-- Task to complete --
Your task is to copy every line of the entries that contains "USDCAD".

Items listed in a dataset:

┌──

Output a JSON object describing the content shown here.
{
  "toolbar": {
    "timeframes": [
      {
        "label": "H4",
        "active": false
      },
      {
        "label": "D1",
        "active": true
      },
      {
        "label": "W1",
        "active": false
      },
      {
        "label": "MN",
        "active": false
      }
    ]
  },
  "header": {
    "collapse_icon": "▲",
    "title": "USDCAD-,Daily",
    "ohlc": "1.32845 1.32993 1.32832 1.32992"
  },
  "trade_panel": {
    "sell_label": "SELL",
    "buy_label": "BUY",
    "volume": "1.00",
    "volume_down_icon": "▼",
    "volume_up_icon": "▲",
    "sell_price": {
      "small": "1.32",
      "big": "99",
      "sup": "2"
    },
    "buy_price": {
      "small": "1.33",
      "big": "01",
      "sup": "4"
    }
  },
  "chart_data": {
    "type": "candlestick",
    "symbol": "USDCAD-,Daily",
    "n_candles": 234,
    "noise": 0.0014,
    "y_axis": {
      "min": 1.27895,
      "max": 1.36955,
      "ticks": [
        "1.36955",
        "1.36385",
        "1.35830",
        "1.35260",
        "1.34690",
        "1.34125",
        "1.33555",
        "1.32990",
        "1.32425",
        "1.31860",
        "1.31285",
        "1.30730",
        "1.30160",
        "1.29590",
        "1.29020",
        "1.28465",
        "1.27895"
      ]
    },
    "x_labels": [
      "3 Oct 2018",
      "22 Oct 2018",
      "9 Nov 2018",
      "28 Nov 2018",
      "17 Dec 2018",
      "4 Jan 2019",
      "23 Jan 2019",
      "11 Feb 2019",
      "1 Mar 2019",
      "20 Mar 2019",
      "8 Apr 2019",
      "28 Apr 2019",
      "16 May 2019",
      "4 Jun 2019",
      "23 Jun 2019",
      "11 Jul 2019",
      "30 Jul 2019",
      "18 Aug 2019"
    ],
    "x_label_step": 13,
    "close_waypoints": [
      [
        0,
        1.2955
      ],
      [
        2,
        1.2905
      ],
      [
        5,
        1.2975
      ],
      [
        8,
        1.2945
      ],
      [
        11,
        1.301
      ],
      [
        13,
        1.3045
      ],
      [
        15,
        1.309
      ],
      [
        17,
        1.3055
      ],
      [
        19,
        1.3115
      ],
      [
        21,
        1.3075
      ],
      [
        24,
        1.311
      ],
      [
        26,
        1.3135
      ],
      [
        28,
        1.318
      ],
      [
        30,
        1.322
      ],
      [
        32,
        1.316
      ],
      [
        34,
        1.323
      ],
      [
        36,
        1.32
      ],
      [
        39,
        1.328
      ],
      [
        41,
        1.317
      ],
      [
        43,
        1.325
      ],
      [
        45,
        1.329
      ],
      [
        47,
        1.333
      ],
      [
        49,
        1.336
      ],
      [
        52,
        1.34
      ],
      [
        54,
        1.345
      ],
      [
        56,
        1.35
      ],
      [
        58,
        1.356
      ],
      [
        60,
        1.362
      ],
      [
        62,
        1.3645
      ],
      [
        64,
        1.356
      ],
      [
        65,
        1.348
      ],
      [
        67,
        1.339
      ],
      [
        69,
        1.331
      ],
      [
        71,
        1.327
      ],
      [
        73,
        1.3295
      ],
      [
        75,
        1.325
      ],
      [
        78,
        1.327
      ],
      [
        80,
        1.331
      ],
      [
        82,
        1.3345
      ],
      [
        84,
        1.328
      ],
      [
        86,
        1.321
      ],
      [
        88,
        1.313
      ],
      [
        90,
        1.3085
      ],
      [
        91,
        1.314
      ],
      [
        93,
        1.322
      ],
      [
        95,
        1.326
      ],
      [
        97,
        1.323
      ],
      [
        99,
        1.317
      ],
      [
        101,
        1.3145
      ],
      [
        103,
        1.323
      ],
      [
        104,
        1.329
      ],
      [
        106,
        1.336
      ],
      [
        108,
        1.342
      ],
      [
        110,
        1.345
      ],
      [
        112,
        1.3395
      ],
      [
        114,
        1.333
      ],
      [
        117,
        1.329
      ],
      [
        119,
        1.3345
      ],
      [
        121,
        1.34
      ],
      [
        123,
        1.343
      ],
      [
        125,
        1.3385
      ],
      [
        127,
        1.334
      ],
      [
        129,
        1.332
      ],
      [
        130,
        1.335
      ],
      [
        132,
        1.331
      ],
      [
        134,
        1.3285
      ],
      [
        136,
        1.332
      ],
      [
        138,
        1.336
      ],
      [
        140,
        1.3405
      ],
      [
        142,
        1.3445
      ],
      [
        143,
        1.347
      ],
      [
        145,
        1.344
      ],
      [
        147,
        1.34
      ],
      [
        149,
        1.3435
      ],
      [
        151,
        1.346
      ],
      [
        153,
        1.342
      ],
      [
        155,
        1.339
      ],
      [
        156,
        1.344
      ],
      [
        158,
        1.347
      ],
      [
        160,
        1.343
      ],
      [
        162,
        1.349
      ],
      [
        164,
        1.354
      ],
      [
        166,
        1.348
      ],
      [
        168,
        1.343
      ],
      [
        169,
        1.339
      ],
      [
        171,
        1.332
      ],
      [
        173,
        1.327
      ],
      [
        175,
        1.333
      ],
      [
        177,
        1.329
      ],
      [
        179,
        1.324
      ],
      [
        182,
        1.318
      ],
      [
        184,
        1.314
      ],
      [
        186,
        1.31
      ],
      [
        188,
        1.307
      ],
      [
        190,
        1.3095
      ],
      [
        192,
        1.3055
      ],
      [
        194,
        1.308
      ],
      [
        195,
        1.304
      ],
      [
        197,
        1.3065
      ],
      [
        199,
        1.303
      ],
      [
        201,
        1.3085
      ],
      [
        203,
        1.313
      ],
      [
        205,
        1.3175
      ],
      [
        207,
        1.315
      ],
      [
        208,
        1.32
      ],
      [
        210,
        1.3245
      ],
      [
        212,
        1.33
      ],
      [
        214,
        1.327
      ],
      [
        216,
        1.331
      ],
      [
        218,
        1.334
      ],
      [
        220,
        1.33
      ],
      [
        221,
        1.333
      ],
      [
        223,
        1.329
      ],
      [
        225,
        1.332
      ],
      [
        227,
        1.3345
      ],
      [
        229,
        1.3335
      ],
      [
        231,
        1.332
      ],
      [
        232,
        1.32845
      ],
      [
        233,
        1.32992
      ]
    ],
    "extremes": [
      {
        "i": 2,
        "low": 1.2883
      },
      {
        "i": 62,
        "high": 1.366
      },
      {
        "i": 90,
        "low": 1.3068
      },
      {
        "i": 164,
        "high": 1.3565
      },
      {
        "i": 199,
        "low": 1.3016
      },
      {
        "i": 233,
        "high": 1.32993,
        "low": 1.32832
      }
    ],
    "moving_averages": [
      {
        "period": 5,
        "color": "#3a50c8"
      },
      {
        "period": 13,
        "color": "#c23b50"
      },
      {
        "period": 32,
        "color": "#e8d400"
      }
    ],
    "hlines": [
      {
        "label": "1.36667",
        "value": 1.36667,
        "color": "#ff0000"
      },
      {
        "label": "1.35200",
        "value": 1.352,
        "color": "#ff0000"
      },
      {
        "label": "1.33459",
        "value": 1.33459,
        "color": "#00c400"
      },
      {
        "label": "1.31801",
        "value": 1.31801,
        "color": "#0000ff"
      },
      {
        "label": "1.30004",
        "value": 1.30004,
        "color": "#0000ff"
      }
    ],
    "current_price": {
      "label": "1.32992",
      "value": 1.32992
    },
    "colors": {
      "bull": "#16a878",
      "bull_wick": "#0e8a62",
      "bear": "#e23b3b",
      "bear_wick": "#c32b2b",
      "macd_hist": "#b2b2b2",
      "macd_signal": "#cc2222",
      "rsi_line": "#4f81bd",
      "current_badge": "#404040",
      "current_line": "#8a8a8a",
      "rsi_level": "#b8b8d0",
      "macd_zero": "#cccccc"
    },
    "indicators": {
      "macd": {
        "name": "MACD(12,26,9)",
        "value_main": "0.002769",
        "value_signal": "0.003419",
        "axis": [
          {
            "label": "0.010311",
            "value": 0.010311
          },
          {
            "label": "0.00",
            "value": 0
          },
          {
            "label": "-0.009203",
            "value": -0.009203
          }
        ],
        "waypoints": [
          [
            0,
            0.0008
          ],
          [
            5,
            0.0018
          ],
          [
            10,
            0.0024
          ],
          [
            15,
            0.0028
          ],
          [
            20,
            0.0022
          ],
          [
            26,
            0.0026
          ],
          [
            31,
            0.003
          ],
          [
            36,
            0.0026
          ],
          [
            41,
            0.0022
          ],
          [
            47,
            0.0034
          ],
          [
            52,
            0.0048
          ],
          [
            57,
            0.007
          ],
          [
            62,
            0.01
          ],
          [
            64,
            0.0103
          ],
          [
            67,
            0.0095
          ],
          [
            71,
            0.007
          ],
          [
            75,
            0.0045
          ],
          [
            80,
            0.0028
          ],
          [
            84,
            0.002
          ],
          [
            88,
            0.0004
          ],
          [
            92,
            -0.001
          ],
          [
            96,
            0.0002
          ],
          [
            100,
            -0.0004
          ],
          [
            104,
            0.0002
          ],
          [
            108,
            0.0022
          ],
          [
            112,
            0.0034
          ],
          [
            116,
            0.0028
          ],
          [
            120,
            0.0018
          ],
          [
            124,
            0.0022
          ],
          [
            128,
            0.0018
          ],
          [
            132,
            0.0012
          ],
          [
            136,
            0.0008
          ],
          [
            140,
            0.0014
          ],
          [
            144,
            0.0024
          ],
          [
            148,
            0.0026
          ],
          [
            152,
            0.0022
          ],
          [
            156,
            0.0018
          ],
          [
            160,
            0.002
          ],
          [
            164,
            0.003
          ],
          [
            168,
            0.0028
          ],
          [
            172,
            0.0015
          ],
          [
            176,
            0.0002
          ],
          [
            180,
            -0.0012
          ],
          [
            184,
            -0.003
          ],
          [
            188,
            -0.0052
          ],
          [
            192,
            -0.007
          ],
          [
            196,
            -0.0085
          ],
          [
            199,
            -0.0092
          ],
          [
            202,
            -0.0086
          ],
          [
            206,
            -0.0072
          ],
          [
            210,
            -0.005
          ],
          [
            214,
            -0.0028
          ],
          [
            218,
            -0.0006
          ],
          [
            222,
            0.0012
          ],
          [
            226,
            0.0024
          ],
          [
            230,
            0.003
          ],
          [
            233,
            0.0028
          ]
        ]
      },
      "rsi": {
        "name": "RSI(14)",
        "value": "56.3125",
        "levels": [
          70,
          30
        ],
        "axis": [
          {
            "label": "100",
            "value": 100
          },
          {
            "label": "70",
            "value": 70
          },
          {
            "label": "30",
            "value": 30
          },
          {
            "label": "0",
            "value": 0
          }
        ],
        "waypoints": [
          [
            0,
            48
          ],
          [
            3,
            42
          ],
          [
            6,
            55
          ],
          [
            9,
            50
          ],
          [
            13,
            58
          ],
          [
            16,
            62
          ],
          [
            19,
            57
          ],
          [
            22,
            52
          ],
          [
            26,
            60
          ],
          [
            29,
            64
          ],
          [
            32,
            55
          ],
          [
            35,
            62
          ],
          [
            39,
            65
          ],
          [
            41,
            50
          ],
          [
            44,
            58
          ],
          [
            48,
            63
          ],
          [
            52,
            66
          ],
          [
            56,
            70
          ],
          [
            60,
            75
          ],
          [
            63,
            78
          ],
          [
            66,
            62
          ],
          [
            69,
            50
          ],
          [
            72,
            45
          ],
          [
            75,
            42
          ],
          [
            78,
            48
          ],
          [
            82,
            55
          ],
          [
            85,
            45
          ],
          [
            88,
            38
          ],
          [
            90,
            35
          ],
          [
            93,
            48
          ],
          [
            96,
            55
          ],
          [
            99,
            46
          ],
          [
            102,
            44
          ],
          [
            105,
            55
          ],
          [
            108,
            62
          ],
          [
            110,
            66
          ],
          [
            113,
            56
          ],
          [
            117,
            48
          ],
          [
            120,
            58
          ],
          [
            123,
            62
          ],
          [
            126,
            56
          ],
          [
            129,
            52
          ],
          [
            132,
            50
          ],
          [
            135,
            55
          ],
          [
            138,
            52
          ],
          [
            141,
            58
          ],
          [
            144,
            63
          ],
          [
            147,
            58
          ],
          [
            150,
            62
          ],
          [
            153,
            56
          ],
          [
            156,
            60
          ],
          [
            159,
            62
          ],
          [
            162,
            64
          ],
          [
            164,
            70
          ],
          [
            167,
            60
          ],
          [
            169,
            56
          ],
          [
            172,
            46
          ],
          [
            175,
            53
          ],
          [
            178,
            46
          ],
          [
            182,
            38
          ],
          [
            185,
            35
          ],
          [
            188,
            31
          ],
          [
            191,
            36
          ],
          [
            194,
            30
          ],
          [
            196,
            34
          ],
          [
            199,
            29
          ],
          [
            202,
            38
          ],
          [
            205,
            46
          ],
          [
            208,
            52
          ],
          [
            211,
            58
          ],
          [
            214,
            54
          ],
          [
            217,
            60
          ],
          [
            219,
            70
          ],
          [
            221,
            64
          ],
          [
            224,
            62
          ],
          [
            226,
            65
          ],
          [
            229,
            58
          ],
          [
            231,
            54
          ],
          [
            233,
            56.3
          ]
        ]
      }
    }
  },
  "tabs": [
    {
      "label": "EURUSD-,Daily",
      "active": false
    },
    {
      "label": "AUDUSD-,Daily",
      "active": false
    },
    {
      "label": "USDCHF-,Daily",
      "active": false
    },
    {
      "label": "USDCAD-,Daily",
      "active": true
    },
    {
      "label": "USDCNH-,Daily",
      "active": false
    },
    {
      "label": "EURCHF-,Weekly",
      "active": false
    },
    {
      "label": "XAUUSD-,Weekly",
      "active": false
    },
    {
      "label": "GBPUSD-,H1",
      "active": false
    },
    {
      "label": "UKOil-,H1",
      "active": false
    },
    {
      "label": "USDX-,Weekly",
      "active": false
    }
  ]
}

└──

-- Result below --
    "title": "USDCAD-,Daily",
    "symbol": "USDCAD-,Daily",
      "label": "USDCAD-,Daily",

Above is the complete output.